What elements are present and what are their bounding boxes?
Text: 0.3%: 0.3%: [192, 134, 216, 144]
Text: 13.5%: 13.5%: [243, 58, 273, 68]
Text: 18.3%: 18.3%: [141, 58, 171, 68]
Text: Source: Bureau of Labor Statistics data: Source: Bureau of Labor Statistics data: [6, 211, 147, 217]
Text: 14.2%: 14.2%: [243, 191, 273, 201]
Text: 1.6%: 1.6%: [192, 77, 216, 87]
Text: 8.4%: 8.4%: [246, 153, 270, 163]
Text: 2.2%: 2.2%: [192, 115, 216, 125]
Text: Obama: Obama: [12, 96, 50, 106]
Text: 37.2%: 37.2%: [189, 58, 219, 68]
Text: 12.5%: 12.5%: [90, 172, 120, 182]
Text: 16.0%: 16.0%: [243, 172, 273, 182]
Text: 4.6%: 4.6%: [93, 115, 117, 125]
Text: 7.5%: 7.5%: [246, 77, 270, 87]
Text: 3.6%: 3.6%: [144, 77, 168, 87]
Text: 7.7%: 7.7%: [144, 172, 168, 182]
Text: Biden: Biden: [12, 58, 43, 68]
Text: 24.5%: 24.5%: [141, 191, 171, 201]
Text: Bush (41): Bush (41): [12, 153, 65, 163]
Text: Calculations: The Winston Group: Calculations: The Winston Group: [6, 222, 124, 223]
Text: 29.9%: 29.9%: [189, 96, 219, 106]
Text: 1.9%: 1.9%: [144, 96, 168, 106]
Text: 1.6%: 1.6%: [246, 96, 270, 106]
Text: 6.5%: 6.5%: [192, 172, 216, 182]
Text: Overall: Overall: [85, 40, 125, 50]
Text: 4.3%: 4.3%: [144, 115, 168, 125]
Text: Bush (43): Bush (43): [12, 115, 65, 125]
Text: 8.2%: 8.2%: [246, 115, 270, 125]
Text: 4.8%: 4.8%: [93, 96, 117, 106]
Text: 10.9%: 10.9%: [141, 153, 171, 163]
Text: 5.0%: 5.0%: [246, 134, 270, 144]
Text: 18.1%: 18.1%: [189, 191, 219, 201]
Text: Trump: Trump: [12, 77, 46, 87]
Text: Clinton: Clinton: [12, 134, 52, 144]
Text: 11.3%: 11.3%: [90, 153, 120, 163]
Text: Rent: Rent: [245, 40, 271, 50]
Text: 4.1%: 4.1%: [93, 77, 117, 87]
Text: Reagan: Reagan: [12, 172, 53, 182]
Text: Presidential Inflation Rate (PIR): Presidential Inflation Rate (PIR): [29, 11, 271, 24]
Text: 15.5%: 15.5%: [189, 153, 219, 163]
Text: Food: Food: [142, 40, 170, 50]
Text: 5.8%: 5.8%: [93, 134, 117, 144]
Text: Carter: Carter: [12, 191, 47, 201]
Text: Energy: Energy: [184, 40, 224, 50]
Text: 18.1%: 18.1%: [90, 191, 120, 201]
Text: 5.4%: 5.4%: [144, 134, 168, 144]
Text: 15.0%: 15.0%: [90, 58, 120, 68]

▶ [Work required]
Change every instance of "Energy" to "Fuel" in the records and give all of them again, leaving everything else unchanged.

▶ [Written solution]
What elements are present and what are their bounding boxes?
Text: 0.3%: 0.3%: [192, 134, 216, 144]
Text: 13.5%: 13.5%: [243, 58, 273, 68]
Text: 18.3%: 18.3%: [141, 58, 171, 68]
Text: Source: Bureau of Labor Statistics data: Source: Bureau of Labor Statistics data: [6, 211, 147, 217]
Text: 14.2%: 14.2%: [243, 191, 273, 201]
Text: 1.6%: 1.6%: [192, 77, 216, 87]
Text: 8.4%: 8.4%: [246, 153, 270, 163]
Text: 2.2%: 2.2%: [192, 115, 216, 125]
Text: Obama: Obama: [12, 96, 50, 106]
Text: 37.2%: 37.2%: [189, 58, 219, 68]
Text: 12.5%: 12.5%: [90, 172, 120, 182]
Text: 16.0%: 16.0%: [243, 172, 273, 182]
Text: 4.6%: 4.6%: [93, 115, 117, 125]
Text: 7.5%: 7.5%: [246, 77, 270, 87]
Text: 3.6%: 3.6%: [144, 77, 168, 87]
Text: 7.7%: 7.7%: [144, 172, 168, 182]
Text: Biden: Biden: [12, 58, 43, 68]
Text: 24.5%: 24.5%: [141, 191, 171, 201]
Text: Bush (41): Bush (41): [12, 153, 65, 163]
Text: Calculations: The Winston Group: Calculations: The Winston Group: [6, 222, 124, 223]
Text: 29.9%: 29.9%: [189, 96, 219, 106]
Text: 1.9%: 1.9%: [144, 96, 168, 106]
Text: 1.6%: 1.6%: [246, 96, 270, 106]
Text: 6.5%: 6.5%: [192, 172, 216, 182]
Text: Overall: Overall: [85, 40, 125, 50]
Text: 4.3%: 4.3%: [144, 115, 168, 125]
Text: Bush (43): Bush (43): [12, 115, 65, 125]
Text: 8.2%: 8.2%: [246, 115, 270, 125]
Text: 4.8%: 4.8%: [93, 96, 117, 106]
Text: 10.9%: 10.9%: [141, 153, 171, 163]
Text: 5.0%: 5.0%: [246, 134, 270, 144]
Text: 18.1%: 18.1%: [189, 191, 219, 201]
Text: Trump: Trump: [12, 77, 46, 87]
Text: Clinton: Clinton: [12, 134, 52, 144]
Text: 11.3%: 11.3%: [90, 153, 120, 163]
Text: Rent: Rent: [245, 40, 271, 50]
Text: 4.1%: 4.1%: [93, 77, 117, 87]
Text: Reagan: Reagan: [12, 172, 53, 182]
Text: Presidential Inflation Rate (PIR): Presidential Inflation Rate (PIR): [29, 11, 271, 24]
Text: 15.5%: 15.5%: [189, 153, 219, 163]
Text: Food: Food: [142, 40, 170, 50]
Text: 5.8%: 5.8%: [93, 134, 117, 144]
Text: Carter: Carter: [12, 191, 47, 201]
Text: Fuel: Fuel: [184, 40, 224, 50]
Text: 18.1%: 18.1%: [90, 191, 120, 201]
Text: 5.4%: 5.4%: [144, 134, 168, 144]
Text: 15.0%: 15.0%: [90, 58, 120, 68]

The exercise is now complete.